Dataset listings of figures:
════

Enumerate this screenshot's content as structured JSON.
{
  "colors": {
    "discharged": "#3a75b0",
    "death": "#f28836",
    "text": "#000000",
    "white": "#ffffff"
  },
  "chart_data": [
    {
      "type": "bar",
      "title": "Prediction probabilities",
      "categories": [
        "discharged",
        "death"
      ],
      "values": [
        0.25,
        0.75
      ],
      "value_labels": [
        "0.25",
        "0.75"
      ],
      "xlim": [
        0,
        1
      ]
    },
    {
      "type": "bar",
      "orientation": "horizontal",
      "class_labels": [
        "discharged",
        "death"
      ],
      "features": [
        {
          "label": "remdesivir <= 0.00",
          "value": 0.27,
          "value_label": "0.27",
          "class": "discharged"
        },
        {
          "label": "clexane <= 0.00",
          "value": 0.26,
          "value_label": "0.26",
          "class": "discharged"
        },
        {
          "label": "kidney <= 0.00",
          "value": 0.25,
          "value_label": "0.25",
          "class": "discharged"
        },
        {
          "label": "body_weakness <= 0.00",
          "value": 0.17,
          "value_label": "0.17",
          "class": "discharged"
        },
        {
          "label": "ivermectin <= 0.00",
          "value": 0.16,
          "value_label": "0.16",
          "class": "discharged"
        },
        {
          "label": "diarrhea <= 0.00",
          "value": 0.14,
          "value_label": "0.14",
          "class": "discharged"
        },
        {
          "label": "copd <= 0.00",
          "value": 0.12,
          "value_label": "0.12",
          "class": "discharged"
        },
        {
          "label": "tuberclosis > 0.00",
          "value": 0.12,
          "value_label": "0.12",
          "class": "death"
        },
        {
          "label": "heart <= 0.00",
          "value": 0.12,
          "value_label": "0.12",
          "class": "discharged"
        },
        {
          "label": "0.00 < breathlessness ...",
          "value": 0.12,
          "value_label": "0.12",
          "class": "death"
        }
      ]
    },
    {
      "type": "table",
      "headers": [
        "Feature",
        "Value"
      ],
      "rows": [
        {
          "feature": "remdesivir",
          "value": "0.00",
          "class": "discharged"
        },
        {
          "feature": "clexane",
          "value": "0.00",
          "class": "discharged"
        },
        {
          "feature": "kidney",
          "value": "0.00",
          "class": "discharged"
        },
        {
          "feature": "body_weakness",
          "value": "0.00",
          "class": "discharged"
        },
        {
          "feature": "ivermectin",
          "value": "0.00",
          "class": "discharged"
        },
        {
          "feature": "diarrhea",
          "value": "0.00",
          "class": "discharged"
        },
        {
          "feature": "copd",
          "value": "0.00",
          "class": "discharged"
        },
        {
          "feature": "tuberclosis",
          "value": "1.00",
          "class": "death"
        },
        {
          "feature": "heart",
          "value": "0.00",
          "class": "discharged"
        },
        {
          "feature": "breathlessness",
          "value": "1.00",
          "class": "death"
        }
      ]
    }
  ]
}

════

* _Exercise requirements_: Gather from the data above every line with the string "remdesivir".

* _Solution below_:
          "label": "remdesivir <= 0.00",
          "feature": "remdesivir",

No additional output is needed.